### SELECTED EXCERPT ###
3. Listen carefully to what people ask.
For example, “Tell me about yourself” isn’t a historical question about how you got to where you are. Instead, it asks about what kind of person and professional you are.
Of course, you should be well prepared to talk about any aspect of your professional life in an interview. That doesn’t mean, however, that you should give an all-encompassing narrative when it hasn’t been requested. Make sure you are answering the questions people actually ask, rather than the questions you want or expect them to ask.
4. Listen carefully to what people say.
For example, it is typical for a hiring manager to describe the job or how the company goes about things at the beginning of an interview. It is the kiss of death when, later in the same conversation, you ask for information you’ve already been given. Of course, you can ask for a clarification or an expansion of an earlier subject, but don’t do so in a way that suggests you never even heard the information that a person has just conveyed to you!
5. Turn off your phone.
When you are in a business meeting, nothing conveys a sense of “you’re not worth paying attention to” or “you aren’t my highest priority at this moment” than fidgeting with or answering your cell phone. Make a point of leaving your phone home, in the car or at least entirely turned off. Your interviewer deserves and expects your undivided attention.
6. Dress appropriately and take care of your personal appearance.
Most professionals are expected to wear business attire (so for men, no khakis, jeans or open collar). Yet there are many settings where business casual is accepted and even expected. If you have any doubt at all, don’t hesitate to inquire of the person who invites you in for the interview. If you are expected to show up dressed one way, and you fail to conform, it will likely be seen as a sign of disrespect.
7. Extend your appreciation, and promptly follow up all interviews.
A thank you note is expected generally by email the same day as the interview, and certainly not longer than the next day. If you promise other information, such as references for samples of your work product, be prompt in supplying them. It is simply rude not to follow up and recognize the courtesies that have been extended to you.
1. Showing off
Despite what you might see on The Apprentice, employers are rarely impressed by outrageous claims or displays of ego.
Make sure all your bragging is justified, says Philip Oldham. "The sort of personality that has done everything everyone else has, and has a story about it, is generally out for glory and doesn't put any effort into the job to achieve it."
### INFORMATION SHOWN ###
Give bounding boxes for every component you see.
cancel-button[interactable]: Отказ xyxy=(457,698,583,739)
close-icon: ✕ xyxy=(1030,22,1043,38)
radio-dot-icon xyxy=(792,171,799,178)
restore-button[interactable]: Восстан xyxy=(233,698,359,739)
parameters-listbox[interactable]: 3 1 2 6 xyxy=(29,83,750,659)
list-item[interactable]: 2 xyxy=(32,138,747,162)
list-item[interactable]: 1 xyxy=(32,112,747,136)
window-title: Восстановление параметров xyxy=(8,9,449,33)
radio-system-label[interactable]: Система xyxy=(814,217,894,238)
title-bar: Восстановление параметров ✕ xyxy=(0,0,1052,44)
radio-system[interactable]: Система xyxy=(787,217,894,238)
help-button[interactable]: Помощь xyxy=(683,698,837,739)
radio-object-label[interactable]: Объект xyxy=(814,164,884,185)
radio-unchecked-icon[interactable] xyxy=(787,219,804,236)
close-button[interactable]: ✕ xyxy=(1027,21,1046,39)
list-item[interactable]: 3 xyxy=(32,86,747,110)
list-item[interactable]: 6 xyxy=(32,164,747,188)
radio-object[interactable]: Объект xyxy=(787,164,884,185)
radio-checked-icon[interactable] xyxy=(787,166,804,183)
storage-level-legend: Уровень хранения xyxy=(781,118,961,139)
###
* _SET TASKS_
**a)** According to the interview advice, how soon after an interview is a thank-you note expected?
**b)** Translate this sentence from the interview advice into Spanish: "Your interviewer deserves and expects your undivided attention."

* _COMPLETED EXERCISE_
**a)** By email the same day as the interview, and certainly no later than the next day.

**b)** Tu entrevistador merece y espera toda tu atención.